* Material for this exercise
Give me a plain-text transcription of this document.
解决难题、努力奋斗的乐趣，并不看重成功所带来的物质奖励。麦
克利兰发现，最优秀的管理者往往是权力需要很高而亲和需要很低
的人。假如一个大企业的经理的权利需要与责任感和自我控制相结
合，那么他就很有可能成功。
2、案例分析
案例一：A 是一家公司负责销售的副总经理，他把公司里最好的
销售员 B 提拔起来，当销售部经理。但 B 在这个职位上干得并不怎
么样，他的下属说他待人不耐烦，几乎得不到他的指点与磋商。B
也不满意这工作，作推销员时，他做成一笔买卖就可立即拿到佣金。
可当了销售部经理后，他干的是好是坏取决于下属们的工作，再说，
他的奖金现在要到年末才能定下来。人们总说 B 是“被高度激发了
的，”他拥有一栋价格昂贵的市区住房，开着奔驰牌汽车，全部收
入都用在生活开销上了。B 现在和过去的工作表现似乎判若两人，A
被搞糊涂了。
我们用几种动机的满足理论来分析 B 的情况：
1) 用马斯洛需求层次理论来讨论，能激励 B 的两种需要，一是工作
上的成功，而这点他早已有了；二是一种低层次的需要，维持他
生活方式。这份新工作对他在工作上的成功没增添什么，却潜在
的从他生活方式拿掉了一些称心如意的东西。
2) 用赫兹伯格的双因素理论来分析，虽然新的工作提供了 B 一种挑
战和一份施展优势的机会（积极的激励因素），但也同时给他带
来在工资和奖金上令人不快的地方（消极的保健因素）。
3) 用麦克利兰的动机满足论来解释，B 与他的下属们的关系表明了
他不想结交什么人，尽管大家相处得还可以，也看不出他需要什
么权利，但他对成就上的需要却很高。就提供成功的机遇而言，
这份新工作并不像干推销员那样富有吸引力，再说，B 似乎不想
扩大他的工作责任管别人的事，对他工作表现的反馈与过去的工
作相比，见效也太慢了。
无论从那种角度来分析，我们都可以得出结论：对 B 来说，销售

* Exercise goal
Retype the material in full. Each word must match.

* Response for this exercise
Give me a plain-text transcription of this document.
解决难题、努力奋斗的乐趣，并不看重成功所带来的物质奖励。麦
克利兰发现，最优秀的管理者往往是权力需要很高而亲和需要很低
的人。假如一个大企业的经理的权利需要与责任感和自我控制相结
合，那么他就很有可能成功。
2、案例分析
案例一：A 是一家公司负责销售的副总经理，他把公司里最好的
销售员 B 提拔起来，当销售部经理。但 B 在这个职位上干得并不怎
么样，他的下属说他待人不耐烦，几乎得不到他的指点与磋商。B
也不满意这工作，作推销员时，他做成一笔买卖就可立即拿到佣金。
可当了销售部经理后，他干的是好是坏取决于下属们的工作，再说，
他的奖金现在要到年末才能定下来。人们总说 B 是“被高度激发了
的，”他拥有一栋价格昂贵的市区住房，开着奔驰牌汽车，全部收
入都用在生活开销上了。B 现在和过去的工作表现似乎判若两人，A
被搞糊涂了。
我们用几种动机的满足理论来分析 B 的情况：
1) 用马斯洛需求层次理论来讨论，能激励 B 的两种需要，一是工作
上的成功，而这点他早已有了；二是一种低层次的需要，维持他
生活方式。这份新工作对他在工作上的成功没增添什么，却潜在
的从他生活方式拿掉了一些称心如意的东西。
2) 用赫兹伯格的双因素理论来分析，虽然新的工作提供了 B 一种挑
战和一份施展优势的机会（积极的激励因素），但也同时给他带
来在工资和奖金上令人不快的地方（消极的保健因素）。
3) 用麦克利兰的动机满足论来解释，B 与他的下属们的关系表明了
他不想结交什么人，尽管大家相处得还可以，也看不出他需要什
么权利，但他对成就上的需要却很高。就提供成功的机遇而言，
这份新工作并不像干推销员那样富有吸引力，再说，B 似乎不想
扩大他的工作责任管别人的事，对他工作表现的反馈与过去的工
作相比，见效也太慢了。
无论从那种角度来分析，我们都可以得出结论：对 B 来说，销售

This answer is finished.